Dataset items:

========================================

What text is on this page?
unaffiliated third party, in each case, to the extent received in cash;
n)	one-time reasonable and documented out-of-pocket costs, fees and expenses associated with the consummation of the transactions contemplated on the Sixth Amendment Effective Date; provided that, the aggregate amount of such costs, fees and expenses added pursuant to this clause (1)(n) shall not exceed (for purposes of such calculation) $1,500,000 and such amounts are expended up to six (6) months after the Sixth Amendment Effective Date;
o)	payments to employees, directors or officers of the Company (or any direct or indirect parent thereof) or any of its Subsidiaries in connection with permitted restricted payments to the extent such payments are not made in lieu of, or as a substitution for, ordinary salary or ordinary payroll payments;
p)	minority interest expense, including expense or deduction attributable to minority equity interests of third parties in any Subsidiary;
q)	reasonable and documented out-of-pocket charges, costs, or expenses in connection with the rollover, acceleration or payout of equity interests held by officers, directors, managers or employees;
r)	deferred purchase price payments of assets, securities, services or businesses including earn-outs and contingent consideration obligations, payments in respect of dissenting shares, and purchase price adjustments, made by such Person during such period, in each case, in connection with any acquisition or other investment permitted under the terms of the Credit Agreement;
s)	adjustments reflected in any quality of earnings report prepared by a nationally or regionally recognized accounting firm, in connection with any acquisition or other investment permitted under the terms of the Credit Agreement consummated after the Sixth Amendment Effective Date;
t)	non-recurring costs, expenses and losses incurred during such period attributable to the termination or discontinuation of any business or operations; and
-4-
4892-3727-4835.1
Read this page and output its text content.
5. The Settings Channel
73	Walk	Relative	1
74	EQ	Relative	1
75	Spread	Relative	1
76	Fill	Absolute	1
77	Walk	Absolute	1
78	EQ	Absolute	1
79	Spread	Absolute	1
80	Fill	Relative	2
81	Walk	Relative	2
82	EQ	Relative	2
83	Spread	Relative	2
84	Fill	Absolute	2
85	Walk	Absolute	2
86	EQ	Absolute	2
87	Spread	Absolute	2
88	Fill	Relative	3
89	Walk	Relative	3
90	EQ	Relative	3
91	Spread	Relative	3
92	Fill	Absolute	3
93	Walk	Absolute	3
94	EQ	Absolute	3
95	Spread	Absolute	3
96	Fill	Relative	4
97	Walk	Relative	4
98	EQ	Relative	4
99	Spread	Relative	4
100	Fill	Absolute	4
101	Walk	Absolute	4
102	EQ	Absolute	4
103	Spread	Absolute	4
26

========================================

▶ _INSTRUCTION_
Return the lines above exactly, keeping every word.

▶ _FULL ANSWER_
What text is on this page?
unaffiliated third party, in each case, to the extent received in cash;
n)	one-time reasonable and documented out-of-pocket costs, fees and expenses associated with the consummation of the transactions contemplated on the Sixth Amendment Effective Date; provided that, the aggregate amount of such costs, fees and expenses added pursuant to this clause (1)(n) shall not exceed (for purposes of such calculation) $1,500,000 and such amounts are expended up to six (6) months after the Sixth Amendment Effective Date;
o)	payments to employees, directors or officers of the Company (or any direct or indirect parent thereof) or any of its Subsidiaries in connection with permitted restricted payments to the extent such payments are not made in lieu of, or as a substitution for, ordinary salary or ordinary payroll payments;
p)	minority interest expense, including expense or deduction attributable to minority equity interests of third parties in any Subsidiary;
q)	reasonable and documented out-of-pocket charges, costs, or expenses in connection with the rollover, acceleration or payout of equity interests held by officers, directors, managers or employees;
r)	deferred purchase price payments of assets, securities, services or businesses including earn-outs and contingent consideration obligations, payments in respect of dissenting shares, and purchase price adjustments, made by such Person during such period, in each case, in connection with any acquisition or other investment permitted under the terms of the Credit Agreement;
s)	adjustments reflected in any quality of earnings report prepared by a nationally or regionally recognized accounting firm, in connection with any acquisition or other investment permitted under the terms of the Credit Agreement consummated after the Sixth Amendment Effective Date;
t)	non-recurring costs, expenses and losses incurred during such period attributable to the termination or discontinuation of any business or operations; and
-4-
4892-3727-4835.1
Read this page and output its text content.
5. The Settings Channel
73	Walk	Relative	1
74	EQ	Relative	1
75	Spread	Relative	1
76	Fill	Absolute	1
77	Walk	Absolute	1
78	EQ	Absolute	1
79	Spread	Absolute	1
80	Fill	Relative	2
81	Walk	Relative	2
82	EQ	Relative	2
83	Spread	Relative	2
84	Fill	Absolute	2
85	Walk	Absolute	2
86	EQ	Absolute	2
87	Spread	Absolute	2
88	Fill	Relative	3
89	Walk	Relative	3
90	EQ	Relative	3
91	Spread	Relative	3
92	Fill	Absolute	3
93	Walk	Absolute	3
94	EQ	Absolute	3
95	Spread	Absolute	3
96	Fill	Relative	4
97	Walk	Relative	4
98	EQ	Relative	4
99	Spread	Relative	4
100	Fill	Absolute	4
101	Walk	Absolute	4
102	EQ	Absolute	4
103	Spread	Absolute	4
26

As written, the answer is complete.